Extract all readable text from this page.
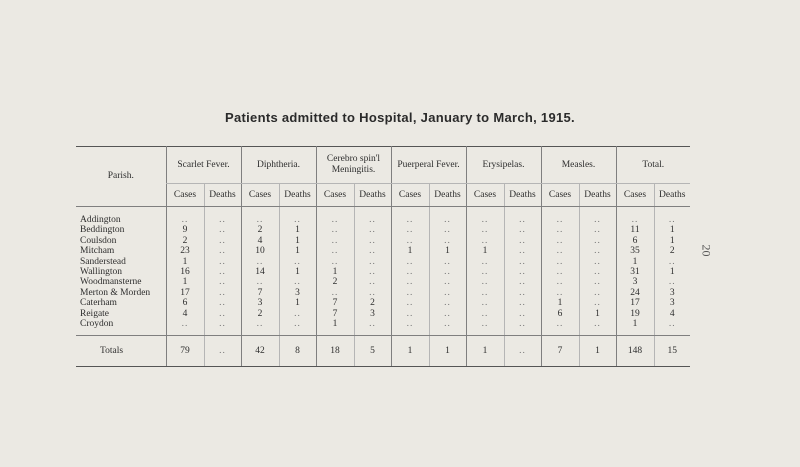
Patients admitted to Hospital, January to March, 1915.
20
Parish.	Scarlet Fever.		Diphtheria.		Cerebro spin'l Meningitis.		Puerperal Fever.		Erysipelas.		Measles.		Total.	
	Cases	Deaths	Cases	Deaths	Cases	Deaths	Cases	Deaths	Cases	Deaths	Cases	Deaths	Cases	Deaths
Addington	..	..	..	..	..	..	..	..	..	..	..	..	..	..
Beddington	9	..	2	1	..	..	..	..	..	..	..	..	11	1
Coulsdon	2	..	4	1	..	..	..	..	..	..	..	..	6	1
Mitcham	23	..	10	1	..	..	1	1	1	..	..	..	35	2
Sanderstead	1	..	..	..	..	..	..	..	..	..	..	..	1	..
Wallington	16	..	14	1	1	..	..	..	..	..	..	..	31	1
Woodmansterne	1	..	..	..	2	..	..	..	..	..	..	..	3	..
Merton & Morden	17	..	7	3	..	..	..	..	..	..	..	..	24	3
Caterham	6	..	3	1	7	2	..	..	..	..	1	..	17	3
Reigate	4	..	2	..	7	3	..	..	..	..	6	1	19	4
Croydon	..	..	..	..	1	..	..	..	..	..	..	..	1	..
Totals	79	..	42	8	18	5	1	1	1	..	7	1	148	15
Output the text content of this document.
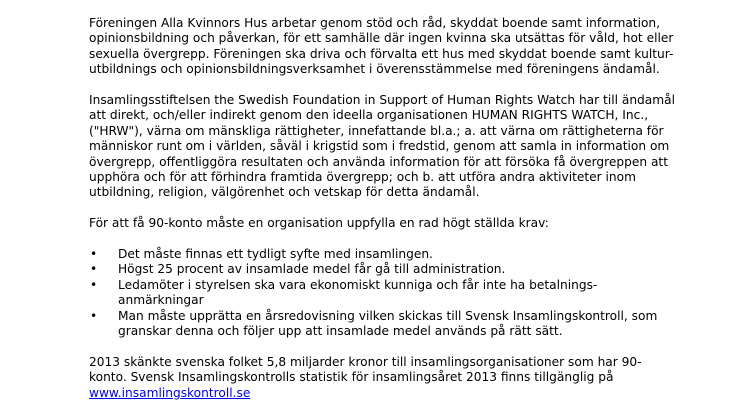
Föreningen Alla Kvinnors Hus arbetar genom stöd och råd, skyddat boende samt information, opinionsbildning och påverkan, för ett samhälle där ingen kvinna ska utsättas för våld, hot eller sexuella övergrepp. Föreningen ska driva och förvalta ett hus med skyddat boende samt kultur- utbildnings och opinionsbildningsverksamhet i överensstämmelse med föreningens ändamål.

Insamlingsstiftelsen the Swedish Foundation in Support of Human Rights Watch har till ändamål att direkt, och/eller indirekt genom den ideella organisationen HUMAN RIGHTS WATCH, Inc.,("HRW"), värna om mänskliga rättigheter, innefattande bl.a.; a. att värna om rättigheterna för människor runt om i världen, såväl i krigstid som i fredstid, genom att samla in information om övergrepp, offentliggöra resultaten och använda information för att försöka få övergreppen att upphöra och för att förhindra framtida övergrepp; och b. att utföra andra aktiviteter inom utbildning, religion, välgörenhet och vetskap för detta ändamål.

För att få 90-konto måste en organisation uppfylla en rad högt ställda krav:

• Det måste finnas ett tydligt syfte med insamlingen.
• Högst 25 procent av insamlade medel får gå till administration.
• Ledamöter i styrelsen ska vara ekonomiskt kunniga och får inte ha betalnings-anmärkningar
• Man måste upprätta en årsredovisning vilken skickas till Svensk Insamlingskontroll, som granskar denna och följer upp att insamlade medel används på rätt sätt.

2013 skänkte svenska folket 5,8 miljarder kronor till insamlingsorganisationer som har 90-konto. Svensk Insamlingskontrolls statistik för insamlingsåret 2013 finns tillgänglig på www.insamlingskontroll.se
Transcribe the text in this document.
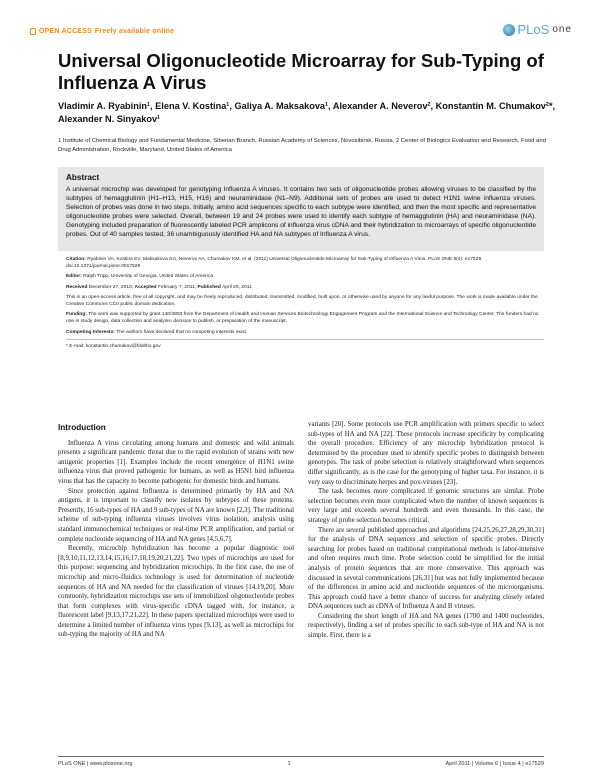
OPEN ACCESS Freely available online	PLoS one
Universal Oligonucleotide Microarray for Sub-Typing of Influenza A Virus
Vladimir A. Ryabinin¹, Elena V. Kostina¹, Galiya A. Maksakova¹, Alexander A. Neverov², Konstantin M. Chumakov²*, Alexander N. Sinyakov¹
1 Institute of Chemical Biology and Fundamental Medicine, Siberian Branch, Russian Academy of Sciences, Novosibirsk, Russia, 2 Center of Biologics Evaluation and Research, Food and Drug Administration, Rockville, Maryland, United States of America
Abstract

A universal microchip was developed for genotyping Influenza A viruses. It contains two sets of oligonucleotide probes allowing viruses to be classified by the subtypes of hemagglutinin (H1–H13, H15, H16) and neuraminidase (N1–N9). Additional sets of probes are used to detect H1N1 swine influenza viruses. Selection of probes was done in two steps. Initially, amino acid sequences specific to each subtype were identified, and then the most specific and representative oligonucleotide probes were selected. Overall, between 19 and 24 probes were used to identify each subtype of hemagglutinin (HA) and neuraminidase (NA). Genotyping included preparation of fluorescently labeled PCR amplicons of influenza virus cDNA and their hybridization to microarrays of specific oligonucleotide probes. Out of 40 samples tested, 36 unambiguously identified HA and NA subtypes of Influenza A virus.

Citation: Ryabinin VA, Kostina EV, Maksakova GA, Neverov AA, Chumakov KM, et al. (2011) Universal Oligonucleotide Microarray for Sub-Typing of Influenza A Virus. PLoS ONE 6(4): e17529. doi:10.1371/journal.pone.0017529
Editor: Ralph Tripp, University of Georgia, United States of America
Received December 27, 2010; Accepted February 7, 2011; Published April 29, 2011
This is an open-access article, free of all copyright, and may be freely reproduced, distributed, transmitted, modified, built upon, or otherwise used by anyone for any lawful purpose. The work is made available under the Creative Commons CC0 public domain dedication.
Funding: The work was supported by grant 140/3803 from the Department of Health and Human Services Biotechnology Engagement Program and the International Science and Technology Center. The funders had no role in study design, data collection and analysis, decision to publish, or preparation of the manuscript.
Competing Interests: The authors have declared that no competing interests exist.
* E-mail: konstantin.chumakov@fdahhs.gov
Introduction

Influenza A virus circulating among humans and domestic and wild animals presents a significant pandemic threat due to the rapid evolution of strains with new antigenic properties [1]. Examples include the recent emergence of H1N1 swine influenza virus that proved pathogenic for humans, as well as H5N1 bird influenza virus that has the capacity to become pathogenic for domestic birds and humans.

Since protection against Influenza is determined primarily by HA and NA antigens, it is important to classify new isolates by subtypes of these proteins. Presently, 16 sub-types of HA and 9 sub-types of NA are known [2,3]. The traditional scheme of sub-typing influenza viruses involves virus isolation, analysis using standard immunochemical techniques or real-time PCR amplification, and partial or complete nucleotide sequencing of HA and NA genes [4,5,6,7].

Recently, microchip hybridization has become a popular diagnostic tool [8,9,10,11,12,13,14,15,16,17,18,19,20,21,22]. Two types of microchips are used for this purpose: sequencing and hybridization microchips. In the first case, the use of microchip and micro-fluidics technology is used for determination of nucleotide sequences of HA and NA needed for the classification of viruses [14,19,20]. More commonly, hybridization microchips use sets of immobilized oligonucleotide probes that form complexes with virus-specific cDNA tagged with, for instance, a fluorescent label [9,13,17,21,22]. In these papers specialized microchips were used to determine a limited number of influenza virus types [9,13], as well as microchips for sub-typing the majority of HA and NA

variants [20]. Some protocols use PCR amplification with primers specific to select sub-types of HA and NA [22]. These protocols increase specificity by complicating the overall procedure. Efficiency of any microchip hybridization protocol is determined by the procedure used to identify specific probes to distinguish between genotypes. The task of probe selection is relatively straightforward when sequences differ significantly, as is the case for the genotyping of higher taxa. For instance, it is very easy to discriminate herpes and pox-viruses [23].

The task becomes more complicated if genomic structures are similar. Probe selection becomes even more complicated when the number of known sequences is very large and exceeds several hundreds and even thousands. In this case, the strategy of probe selection becomes critical.

There are several published approaches and algorithms [24,25,26,27,28,29,30,31] for the analysis of DNA sequences and selection of specific probes. Directly searching for probes based on traditional computational methods is labor-intensive and often requires much time. Probe selection could be simplified for the initial analysis of protein sequences that are more conservative. This approach was discussed in several communications [26,31] but was not fully implemented because of the differences in amino acid and nucleotide sequences of the microorganisms. This approach could have a better chance of success for analyzing closely related DNA sequences such as cDNA of Influenza A and B viruses.

Considering the short length of HA and NA genes (1700 and 1400 nucleotides, respectively), finding a set of probes specific to each sub-type of HA and NA is not simple. First, there is a

PLoS ONE | www.plosone.org	1	April 2011 | Volume 6 | Issue 4 | e17529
===
Set down every record above exactly as it stands, but skip the pictures.

Extract all readable text from this page.
Patients admitted to Hospital, January to March, 1915.
20
Parish.	Scarlet Fever.		Diphtheria.		Cerebro spin'l Meningitis.		Puerperal Fever.		Erysipelas.		Measles.		Total.	
	Cases	Deaths	Cases	Deaths	Cases	Deaths	Cases	Deaths	Cases	Deaths	Cases	Deaths	Cases	Deaths
Addington	..	..	..	..	..	..	..	..	..	..	..	..	..	..
Beddington	9	..	2	1	..	..	..	..	..	..	..	..	11	1
Coulsdon	2	..	4	1	..	..	..	..	..	..	..	..	6	1
Mitcham	23	..	10	1	..	..	1	1	1	..	..	..	35	2
Sanderstead	1	..	..	..	..	..	..	..	..	..	..	..	1	..
Wallington	16	..	14	1	1	..	..	..	..	..	..	..	31	1
Woodmansterne	1	..	..	..	2	..	..	..	..	..	..	..	3	..
Merton & Morden	17	..	7	3	..	..	..	..	..	..	..	..	24	3
Caterham	6	..	3	1	7	2	..	..	..	..	1	..	17	3
Reigate	4	..	2	..	7	3	..	..	..	..	6	1	19	4
Croydon	..	..	..	..	1	..	..	..	..	..	..	..	1	..
Totals	79	..	42	8	18	5	1	1	1	..	7	1	148	15
Output the text content of this document.
Föreningen Alla Kvinnors Hus arbetar genom stöd och råd, skyddat boende samt information, opinionsbildning och påverkan, för ett samhälle där ingen kvinna ska utsättas för våld, hot eller sexuella övergrepp. Föreningen ska driva och förvalta ett hus med skyddat boende samt kultur- utbildnings och opinionsbildningsverksamhet i överensstämmelse med föreningens ändamål.

Insamlingsstiftelsen the Swedish Foundation in Support of Human Rights Watch har till ändamål att direkt, och/eller indirekt genom den ideella organisationen HUMAN RIGHTS WATCH, Inc.,("HRW"), värna om mänskliga rättigheter, innefattande bl.a.; a. att värna om rättigheterna för människor runt om i världen, såväl i krigstid som i fredstid, genom att samla in information om övergrepp, offentliggöra resultaten och använda information för att försöka få övergreppen att upphöra och för att förhindra framtida övergrepp; och b. att utföra andra aktiviteter inom utbildning, religion, välgörenhet och vetskap för detta ändamål.

För att få 90-konto måste en organisation uppfylla en rad högt ställda krav:

• Det måste finnas ett tydligt syfte med insamlingen.
• Högst 25 procent av insamlade medel får gå till administration.
• Ledamöter i styrelsen ska vara ekonomiskt kunniga och får inte ha betalnings-anmärkningar
• Man måste upprätta en årsredovisning vilken skickas till Svensk Insamlingskontroll, som granskar denna och följer upp att insamlade medel används på rätt sätt.

2013 skänkte svenska folket 5,8 miljarder kronor till insamlingsorganisationer som har 90-konto. Svensk Insamlingskontrolls statistik för insamlingsåret 2013 finns tillgänglig på www.insamlingskontroll.se
Transcribe the text in this document.
OPEN ACCESS Freely available online	PLoS one
Universal Oligonucleotide Microarray for Sub-Typing of Influenza A Virus
Vladimir A. Ryabinin¹, Elena V. Kostina¹, Galiya A. Maksakova¹, Alexander A. Neverov², Konstantin M. Chumakov²*, Alexander N. Sinyakov¹
1 Institute of Chemical Biology and Fundamental Medicine, Siberian Branch, Russian Academy of Sciences, Novosibirsk, Russia, 2 Center of Biologics Evaluation and Research, Food and Drug Administration, Rockville, Maryland, United States of America
Abstract

A universal microchip was developed for genotyping Influenza A viruses. It contains two sets of oligonucleotide probes allowing viruses to be classified by the subtypes of hemagglutinin (H1–H13, H15, H16) and neuraminidase (N1–N9). Additional sets of probes are used to detect H1N1 swine influenza viruses. Selection of probes was done in two steps. Initially, amino acid sequences specific to each subtype were identified, and then the most specific and representative oligonucleotide probes were selected. Overall, between 19 and 24 probes were used to identify each subtype of hemagglutinin (HA) and neuraminidase (NA). Genotyping included preparation of fluorescently labeled PCR amplicons of influenza virus cDNA and their hybridization to microarrays of specific oligonucleotide probes. Out of 40 samples tested, 36 unambiguously identified HA and NA subtypes of Influenza A virus.

Citation: Ryabinin VA, Kostina EV, Maksakova GA, Neverov AA, Chumakov KM, et al. (2011) Universal Oligonucleotide Microarray for Sub-Typing of Influenza A Virus. PLoS ONE 6(4): e17529. doi:10.1371/journal.pone.0017529
Editor: Ralph Tripp, University of Georgia, United States of America
Received December 27, 2010; Accepted February 7, 2011; Published April 29, 2011
This is an open-access article, free of all copyright, and may be freely reproduced, distributed, transmitted, modified, built upon, or otherwise used by anyone for any lawful purpose. The work is made available under the Creative Commons CC0 public domain dedication.
Funding: The work was supported by grant 140/3803 from the Department of Health and Human Services Biotechnology Engagement Program and the International Science and Technology Center. The funders had no role in study design, data collection and analysis, decision to publish, or preparation of the manuscript.
Competing Interests: The authors have declared that no competing interests exist.
* E-mail: konstantin.chumakov@fdahhs.gov
Introduction

Influenza A virus circulating among humans and domestic and wild animals presents a significant pandemic threat due to the rapid evolution of strains with new antigenic properties [1]. Examples include the recent emergence of H1N1 swine influenza virus that proved pathogenic for humans, as well as H5N1 bird influenza virus that has the capacity to become pathogenic for domestic birds and humans.

Since protection against Influenza is determined primarily by HA and NA antigens, it is important to classify new isolates by subtypes of these proteins. Presently, 16 sub-types of HA and 9 sub-types of NA are known [2,3]. The traditional scheme of sub-typing influenza viruses involves virus isolation, analysis using standard immunochemical techniques or real-time PCR amplification, and partial or complete nucleotide sequencing of HA and NA genes [4,5,6,7].

Recently, microchip hybridization has become a popular diagnostic tool [8,9,10,11,12,13,14,15,16,17,18,19,20,21,22]. Two types of microchips are used for this purpose: sequencing and hybridization microchips. In the first case, the use of microchip and micro-fluidics technology is used for determination of nucleotide sequences of HA and NA needed for the classification of viruses [14,19,20]. More commonly, hybridization microchips use sets of immobilized oligonucleotide probes that form complexes with virus-specific cDNA tagged with, for instance, a fluorescent label [9,13,17,21,22]. In these papers specialized microchips were used to determine a limited number of influenza virus types [9,13], as well as microchips for sub-typing the majority of HA and NA

variants [20]. Some protocols use PCR amplification with primers specific to select sub-types of HA and NA [22]. These protocols increase specificity by complicating the overall procedure. Efficiency of any microchip hybridization protocol is determined by the procedure used to identify specific probes to distinguish between genotypes. The task of probe selection is relatively straightforward when sequences differ significantly, as is the case for the genotyping of higher taxa. For instance, it is very easy to discriminate herpes and pox-viruses [23].

The task becomes more complicated if genomic structures are similar. Probe selection becomes even more complicated when the number of known sequences is very large and exceeds several hundreds and even thousands. In this case, the strategy of probe selection becomes critical.

There are several published approaches and algorithms [24,25,26,27,28,29,30,31] for the analysis of DNA sequences and selection of specific probes. Directly searching for probes based on traditional computational methods is labor-intensive and often requires much time. Probe selection could be simplified for the initial analysis of protein sequences that are more conservative. This approach was discussed in several communications [26,31] but was not fully implemented because of the differences in amino acid and nucleotide sequences of the microorganisms. This approach could have a better chance of success for analyzing closely related DNA sequences such as cDNA of Influenza A and B viruses.

Considering the short length of HA and NA genes (1700 and 1400 nucleotides, respectively), finding a set of probes specific to each sub-type of HA and NA is not simple. First, there is a

PLoS ONE | www.plosone.org	1	April 2011 | Volume 6 | Issue 4 | e17529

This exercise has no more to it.